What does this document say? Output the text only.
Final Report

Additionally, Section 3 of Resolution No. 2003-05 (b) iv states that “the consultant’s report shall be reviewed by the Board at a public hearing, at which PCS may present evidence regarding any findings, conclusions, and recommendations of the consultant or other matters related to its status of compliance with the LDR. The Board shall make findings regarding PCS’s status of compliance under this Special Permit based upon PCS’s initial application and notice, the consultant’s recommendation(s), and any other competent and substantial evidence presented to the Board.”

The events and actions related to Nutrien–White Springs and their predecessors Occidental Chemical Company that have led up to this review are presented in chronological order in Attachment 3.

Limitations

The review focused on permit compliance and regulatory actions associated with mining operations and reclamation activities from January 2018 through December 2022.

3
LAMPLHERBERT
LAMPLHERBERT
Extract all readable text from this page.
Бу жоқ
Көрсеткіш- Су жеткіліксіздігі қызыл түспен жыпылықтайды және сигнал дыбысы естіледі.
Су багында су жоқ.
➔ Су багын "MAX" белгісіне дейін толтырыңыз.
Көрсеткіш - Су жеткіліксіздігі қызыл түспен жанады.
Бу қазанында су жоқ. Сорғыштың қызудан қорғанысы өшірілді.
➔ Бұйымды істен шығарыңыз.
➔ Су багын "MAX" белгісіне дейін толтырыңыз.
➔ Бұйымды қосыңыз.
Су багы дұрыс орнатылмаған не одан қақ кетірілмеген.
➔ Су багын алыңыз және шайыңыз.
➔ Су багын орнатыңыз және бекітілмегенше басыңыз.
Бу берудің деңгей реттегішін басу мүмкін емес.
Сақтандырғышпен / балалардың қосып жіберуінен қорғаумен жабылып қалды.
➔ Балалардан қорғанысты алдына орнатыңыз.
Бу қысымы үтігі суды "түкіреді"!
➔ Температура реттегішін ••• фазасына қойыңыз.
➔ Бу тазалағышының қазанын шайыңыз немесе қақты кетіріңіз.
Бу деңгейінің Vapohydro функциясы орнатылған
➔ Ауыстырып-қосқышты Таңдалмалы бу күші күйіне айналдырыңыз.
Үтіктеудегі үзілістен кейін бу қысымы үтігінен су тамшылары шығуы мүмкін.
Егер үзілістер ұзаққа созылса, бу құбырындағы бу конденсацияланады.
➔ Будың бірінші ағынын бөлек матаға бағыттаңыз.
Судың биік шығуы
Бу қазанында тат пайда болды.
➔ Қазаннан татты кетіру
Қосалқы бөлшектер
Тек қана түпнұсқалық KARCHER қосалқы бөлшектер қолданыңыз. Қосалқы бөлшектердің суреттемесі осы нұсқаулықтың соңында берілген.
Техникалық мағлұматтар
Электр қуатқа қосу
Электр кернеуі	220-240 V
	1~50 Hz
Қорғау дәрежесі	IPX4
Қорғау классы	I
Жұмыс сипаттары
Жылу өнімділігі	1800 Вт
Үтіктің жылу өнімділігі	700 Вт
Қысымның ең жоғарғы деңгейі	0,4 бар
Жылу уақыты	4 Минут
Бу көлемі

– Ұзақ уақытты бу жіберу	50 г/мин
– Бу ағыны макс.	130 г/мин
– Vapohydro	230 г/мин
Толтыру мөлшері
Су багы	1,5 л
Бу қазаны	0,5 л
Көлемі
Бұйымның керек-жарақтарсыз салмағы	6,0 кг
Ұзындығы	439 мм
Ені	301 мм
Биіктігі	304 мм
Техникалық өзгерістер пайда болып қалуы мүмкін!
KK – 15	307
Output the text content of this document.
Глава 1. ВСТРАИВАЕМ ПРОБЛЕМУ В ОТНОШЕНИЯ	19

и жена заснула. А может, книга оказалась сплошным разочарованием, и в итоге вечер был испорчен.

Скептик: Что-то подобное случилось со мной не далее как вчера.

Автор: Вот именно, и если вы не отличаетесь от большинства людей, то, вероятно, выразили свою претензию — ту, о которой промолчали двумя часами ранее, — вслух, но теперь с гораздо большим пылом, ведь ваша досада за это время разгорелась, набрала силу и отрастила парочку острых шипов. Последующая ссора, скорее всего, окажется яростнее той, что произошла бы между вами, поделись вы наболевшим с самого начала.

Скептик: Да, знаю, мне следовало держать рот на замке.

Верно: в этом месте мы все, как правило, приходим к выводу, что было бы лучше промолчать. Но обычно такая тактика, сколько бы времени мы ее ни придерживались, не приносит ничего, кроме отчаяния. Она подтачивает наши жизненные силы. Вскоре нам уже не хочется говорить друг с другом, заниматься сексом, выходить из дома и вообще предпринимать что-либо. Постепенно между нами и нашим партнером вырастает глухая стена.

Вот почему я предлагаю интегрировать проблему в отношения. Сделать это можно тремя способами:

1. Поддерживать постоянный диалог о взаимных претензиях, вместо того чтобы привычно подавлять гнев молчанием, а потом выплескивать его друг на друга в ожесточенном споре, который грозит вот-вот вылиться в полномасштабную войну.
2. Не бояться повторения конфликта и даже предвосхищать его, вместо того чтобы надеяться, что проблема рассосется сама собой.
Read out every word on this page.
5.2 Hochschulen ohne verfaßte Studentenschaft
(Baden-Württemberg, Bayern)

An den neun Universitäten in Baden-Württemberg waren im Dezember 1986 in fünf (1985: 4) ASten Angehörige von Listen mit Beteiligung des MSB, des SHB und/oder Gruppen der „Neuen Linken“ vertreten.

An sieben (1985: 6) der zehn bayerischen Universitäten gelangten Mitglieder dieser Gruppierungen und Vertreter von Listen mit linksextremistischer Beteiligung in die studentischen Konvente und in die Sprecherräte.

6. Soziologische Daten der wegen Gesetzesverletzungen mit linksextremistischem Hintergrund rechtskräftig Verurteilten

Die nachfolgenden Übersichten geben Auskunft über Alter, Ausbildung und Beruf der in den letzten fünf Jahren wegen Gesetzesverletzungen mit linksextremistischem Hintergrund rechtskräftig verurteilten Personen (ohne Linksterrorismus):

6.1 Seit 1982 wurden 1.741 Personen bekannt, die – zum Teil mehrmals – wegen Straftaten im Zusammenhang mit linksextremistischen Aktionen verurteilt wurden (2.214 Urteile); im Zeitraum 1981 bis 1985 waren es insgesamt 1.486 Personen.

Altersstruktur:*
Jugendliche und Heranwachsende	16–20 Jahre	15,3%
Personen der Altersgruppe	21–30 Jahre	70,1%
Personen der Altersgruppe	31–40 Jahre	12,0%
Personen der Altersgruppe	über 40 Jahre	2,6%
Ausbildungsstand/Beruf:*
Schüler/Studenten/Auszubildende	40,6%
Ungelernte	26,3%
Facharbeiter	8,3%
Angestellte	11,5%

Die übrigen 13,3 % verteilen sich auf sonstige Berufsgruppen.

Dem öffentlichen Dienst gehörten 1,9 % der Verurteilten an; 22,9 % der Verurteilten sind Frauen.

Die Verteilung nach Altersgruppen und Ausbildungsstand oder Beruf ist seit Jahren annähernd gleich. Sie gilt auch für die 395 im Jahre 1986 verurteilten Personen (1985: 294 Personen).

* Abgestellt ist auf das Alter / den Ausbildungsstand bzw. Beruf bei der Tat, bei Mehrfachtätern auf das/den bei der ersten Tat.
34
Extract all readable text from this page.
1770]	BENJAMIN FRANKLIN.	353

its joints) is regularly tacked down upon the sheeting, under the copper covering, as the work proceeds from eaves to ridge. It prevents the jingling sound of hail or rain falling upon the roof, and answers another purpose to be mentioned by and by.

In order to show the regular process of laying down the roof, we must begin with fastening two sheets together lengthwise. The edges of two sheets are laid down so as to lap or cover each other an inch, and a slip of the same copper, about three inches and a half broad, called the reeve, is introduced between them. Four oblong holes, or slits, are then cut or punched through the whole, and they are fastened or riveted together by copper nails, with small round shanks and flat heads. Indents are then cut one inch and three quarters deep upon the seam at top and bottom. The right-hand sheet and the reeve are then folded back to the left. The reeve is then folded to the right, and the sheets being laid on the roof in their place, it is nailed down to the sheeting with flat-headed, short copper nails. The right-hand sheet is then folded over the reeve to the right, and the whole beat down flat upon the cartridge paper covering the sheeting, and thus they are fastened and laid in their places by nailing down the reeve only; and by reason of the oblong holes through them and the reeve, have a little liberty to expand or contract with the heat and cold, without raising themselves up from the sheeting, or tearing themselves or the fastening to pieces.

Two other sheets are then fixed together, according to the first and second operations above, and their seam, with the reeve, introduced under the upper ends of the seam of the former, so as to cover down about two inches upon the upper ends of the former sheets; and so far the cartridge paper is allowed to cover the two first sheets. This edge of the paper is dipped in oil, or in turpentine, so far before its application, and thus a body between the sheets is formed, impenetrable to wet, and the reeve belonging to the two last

### Required work
Using the listing above, pick out each line that contains the word "түспен", then copy it.

### Solution
Көрсеткіш- Су жеткіліксіздігі қызыл түспен жыпылықтайды және сигнал дыбысы естіледі.
Көрсеткіш - Су жеткіліксіздігі қызыл түспен жанады.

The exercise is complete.